start

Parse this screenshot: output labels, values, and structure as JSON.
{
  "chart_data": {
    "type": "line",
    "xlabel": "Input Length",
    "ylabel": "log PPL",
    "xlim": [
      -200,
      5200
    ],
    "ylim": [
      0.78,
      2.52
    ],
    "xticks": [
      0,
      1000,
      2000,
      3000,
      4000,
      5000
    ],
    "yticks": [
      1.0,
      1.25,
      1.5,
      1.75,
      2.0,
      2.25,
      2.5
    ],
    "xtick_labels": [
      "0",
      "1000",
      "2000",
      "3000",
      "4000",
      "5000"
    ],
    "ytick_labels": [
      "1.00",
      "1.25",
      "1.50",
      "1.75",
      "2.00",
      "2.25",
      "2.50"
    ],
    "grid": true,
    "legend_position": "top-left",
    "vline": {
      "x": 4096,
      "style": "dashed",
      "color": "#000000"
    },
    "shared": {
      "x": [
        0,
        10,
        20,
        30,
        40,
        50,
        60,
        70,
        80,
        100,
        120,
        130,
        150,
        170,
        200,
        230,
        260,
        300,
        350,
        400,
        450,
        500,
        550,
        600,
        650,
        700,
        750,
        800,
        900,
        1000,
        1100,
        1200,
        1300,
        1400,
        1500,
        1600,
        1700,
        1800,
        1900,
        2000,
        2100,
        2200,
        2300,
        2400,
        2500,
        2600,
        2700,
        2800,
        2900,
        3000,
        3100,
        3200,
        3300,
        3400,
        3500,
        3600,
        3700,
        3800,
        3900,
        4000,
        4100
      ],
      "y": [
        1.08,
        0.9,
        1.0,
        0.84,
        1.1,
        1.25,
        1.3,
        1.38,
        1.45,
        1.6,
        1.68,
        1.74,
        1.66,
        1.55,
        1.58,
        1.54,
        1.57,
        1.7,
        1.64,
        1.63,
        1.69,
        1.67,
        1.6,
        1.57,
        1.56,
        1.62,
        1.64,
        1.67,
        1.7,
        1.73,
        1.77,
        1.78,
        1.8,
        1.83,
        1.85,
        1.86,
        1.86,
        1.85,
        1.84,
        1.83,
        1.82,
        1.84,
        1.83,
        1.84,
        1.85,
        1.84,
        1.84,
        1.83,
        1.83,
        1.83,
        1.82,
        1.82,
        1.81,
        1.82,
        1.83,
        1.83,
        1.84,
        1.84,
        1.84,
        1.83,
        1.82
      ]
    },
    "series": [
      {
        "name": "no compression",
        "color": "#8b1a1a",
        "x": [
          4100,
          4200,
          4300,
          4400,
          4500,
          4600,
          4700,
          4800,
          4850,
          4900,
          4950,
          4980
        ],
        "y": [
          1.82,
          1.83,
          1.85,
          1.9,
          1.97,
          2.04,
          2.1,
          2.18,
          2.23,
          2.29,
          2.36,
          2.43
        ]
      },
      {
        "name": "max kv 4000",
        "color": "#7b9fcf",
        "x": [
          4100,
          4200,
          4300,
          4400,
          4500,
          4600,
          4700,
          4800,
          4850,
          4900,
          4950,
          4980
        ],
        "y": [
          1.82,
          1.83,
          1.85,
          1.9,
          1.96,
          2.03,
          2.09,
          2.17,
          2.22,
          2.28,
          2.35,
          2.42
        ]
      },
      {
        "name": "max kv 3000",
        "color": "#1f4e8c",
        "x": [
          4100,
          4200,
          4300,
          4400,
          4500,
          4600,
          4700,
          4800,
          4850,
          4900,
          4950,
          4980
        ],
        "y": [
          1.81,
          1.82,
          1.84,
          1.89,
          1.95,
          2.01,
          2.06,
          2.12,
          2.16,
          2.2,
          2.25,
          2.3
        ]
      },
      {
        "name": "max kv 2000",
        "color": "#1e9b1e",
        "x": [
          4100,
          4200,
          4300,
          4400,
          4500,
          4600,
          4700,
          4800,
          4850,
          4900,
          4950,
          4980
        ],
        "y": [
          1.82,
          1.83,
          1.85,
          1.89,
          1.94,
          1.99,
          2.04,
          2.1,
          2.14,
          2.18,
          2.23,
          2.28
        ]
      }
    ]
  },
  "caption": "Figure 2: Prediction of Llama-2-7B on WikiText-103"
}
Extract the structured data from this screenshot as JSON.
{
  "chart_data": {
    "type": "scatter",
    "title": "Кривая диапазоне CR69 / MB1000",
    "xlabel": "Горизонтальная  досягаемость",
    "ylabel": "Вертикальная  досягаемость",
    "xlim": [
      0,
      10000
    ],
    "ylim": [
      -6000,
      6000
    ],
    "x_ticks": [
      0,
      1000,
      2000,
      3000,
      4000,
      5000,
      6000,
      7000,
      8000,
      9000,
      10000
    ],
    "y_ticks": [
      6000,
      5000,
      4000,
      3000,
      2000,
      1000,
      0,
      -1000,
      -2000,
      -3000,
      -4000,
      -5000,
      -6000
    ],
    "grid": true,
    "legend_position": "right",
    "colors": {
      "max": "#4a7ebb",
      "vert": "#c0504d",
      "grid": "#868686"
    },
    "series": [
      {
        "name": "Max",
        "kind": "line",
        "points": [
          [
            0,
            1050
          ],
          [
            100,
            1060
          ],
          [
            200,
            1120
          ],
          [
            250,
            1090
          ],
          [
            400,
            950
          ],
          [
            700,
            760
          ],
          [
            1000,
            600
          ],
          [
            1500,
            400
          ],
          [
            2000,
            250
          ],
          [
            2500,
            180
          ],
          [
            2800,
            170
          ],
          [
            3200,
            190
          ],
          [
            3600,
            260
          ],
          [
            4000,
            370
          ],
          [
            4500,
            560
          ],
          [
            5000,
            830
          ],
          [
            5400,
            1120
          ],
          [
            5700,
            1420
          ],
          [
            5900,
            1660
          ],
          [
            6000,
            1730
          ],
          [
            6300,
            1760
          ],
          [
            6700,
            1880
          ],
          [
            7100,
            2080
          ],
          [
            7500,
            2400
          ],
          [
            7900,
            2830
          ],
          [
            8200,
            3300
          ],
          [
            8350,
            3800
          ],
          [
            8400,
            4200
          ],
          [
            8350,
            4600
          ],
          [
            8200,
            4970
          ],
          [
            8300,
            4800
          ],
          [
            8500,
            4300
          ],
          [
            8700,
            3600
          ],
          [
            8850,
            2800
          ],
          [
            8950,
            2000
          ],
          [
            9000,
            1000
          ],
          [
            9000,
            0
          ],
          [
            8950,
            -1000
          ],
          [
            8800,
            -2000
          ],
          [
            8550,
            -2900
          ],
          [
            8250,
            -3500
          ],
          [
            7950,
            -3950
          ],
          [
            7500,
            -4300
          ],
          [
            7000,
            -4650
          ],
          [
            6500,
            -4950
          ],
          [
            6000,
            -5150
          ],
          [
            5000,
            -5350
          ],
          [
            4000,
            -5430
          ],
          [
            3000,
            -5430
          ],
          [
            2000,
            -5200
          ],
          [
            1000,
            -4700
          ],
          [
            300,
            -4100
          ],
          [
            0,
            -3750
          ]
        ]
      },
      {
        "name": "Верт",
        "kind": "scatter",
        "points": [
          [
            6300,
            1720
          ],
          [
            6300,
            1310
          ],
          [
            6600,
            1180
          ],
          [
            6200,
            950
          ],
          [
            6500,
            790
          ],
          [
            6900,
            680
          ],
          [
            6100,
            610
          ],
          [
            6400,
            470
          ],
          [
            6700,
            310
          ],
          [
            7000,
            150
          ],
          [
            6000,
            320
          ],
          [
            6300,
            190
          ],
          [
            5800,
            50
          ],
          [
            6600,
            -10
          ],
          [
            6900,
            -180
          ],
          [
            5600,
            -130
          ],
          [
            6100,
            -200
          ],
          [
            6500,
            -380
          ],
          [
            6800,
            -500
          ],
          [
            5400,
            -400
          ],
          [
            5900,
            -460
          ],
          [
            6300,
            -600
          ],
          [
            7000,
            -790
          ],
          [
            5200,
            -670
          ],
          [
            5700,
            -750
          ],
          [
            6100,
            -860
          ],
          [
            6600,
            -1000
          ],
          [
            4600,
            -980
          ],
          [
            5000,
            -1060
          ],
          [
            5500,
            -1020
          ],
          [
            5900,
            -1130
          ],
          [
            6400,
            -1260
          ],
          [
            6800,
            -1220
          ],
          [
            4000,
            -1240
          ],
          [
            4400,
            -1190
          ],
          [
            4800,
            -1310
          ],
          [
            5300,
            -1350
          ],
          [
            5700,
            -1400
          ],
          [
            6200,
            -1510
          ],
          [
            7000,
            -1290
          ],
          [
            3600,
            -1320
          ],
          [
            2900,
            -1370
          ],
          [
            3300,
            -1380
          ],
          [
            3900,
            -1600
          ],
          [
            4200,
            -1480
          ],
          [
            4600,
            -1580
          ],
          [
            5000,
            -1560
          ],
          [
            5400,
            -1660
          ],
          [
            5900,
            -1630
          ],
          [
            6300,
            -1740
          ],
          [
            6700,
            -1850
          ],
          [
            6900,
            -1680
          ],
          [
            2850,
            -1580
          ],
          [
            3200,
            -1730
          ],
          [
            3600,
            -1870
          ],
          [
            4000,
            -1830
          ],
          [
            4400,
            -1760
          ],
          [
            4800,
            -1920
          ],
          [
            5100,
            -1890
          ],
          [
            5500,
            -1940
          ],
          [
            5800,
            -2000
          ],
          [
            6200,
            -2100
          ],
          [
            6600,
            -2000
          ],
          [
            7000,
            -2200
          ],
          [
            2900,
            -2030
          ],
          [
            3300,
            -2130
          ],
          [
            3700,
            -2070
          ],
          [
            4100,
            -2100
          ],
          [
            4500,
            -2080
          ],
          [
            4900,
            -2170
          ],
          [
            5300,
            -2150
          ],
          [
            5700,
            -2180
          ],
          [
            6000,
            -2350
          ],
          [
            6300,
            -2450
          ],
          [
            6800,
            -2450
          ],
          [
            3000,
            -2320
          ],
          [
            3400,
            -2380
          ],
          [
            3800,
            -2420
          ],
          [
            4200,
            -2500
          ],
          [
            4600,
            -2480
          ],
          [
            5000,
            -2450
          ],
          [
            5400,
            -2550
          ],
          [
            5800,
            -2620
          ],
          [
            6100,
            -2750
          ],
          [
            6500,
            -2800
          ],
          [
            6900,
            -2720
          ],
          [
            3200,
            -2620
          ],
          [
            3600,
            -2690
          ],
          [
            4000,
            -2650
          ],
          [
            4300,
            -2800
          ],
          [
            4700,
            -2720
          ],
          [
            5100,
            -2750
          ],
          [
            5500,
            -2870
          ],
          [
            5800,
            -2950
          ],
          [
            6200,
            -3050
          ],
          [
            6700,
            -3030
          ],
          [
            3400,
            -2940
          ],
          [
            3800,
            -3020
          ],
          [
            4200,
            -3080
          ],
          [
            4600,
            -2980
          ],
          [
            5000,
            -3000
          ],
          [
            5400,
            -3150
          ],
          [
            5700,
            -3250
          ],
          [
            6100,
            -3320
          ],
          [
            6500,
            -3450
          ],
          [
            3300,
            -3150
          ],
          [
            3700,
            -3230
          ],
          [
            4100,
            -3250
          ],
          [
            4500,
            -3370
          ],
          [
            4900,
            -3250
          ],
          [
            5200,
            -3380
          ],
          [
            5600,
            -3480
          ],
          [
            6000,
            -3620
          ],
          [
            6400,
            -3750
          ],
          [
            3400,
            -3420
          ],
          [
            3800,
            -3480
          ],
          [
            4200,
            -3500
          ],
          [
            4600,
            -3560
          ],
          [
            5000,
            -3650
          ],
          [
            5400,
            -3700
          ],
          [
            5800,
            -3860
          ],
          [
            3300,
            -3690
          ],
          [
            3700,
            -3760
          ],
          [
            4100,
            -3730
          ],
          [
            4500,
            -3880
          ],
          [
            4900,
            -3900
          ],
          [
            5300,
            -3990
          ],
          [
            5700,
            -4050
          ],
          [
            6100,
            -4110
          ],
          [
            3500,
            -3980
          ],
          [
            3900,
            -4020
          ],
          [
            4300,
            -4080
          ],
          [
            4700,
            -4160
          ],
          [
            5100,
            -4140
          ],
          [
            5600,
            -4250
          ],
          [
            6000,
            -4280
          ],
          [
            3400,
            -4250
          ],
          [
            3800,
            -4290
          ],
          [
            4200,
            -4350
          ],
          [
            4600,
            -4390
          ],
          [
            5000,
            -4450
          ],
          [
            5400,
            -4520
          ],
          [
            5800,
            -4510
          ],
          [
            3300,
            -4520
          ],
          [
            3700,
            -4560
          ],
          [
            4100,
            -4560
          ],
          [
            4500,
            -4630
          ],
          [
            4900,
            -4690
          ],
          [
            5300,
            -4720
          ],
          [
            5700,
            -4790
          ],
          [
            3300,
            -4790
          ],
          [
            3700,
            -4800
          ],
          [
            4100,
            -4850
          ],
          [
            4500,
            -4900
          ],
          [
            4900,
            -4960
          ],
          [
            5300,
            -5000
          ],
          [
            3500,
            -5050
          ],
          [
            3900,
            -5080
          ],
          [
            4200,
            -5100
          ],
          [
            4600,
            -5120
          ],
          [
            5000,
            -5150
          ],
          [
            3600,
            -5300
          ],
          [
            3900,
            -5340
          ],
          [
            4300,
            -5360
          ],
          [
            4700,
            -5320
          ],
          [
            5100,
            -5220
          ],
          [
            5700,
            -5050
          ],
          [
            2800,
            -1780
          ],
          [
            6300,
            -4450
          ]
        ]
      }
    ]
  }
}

end

▸ Exercise objective: Pick out the lines containing the string "screenshot" and show them.

▸ Full output:
Parse this screenshot: output labels, values, and structure as JSON.
Extract the structured data from this screenshot as JSON.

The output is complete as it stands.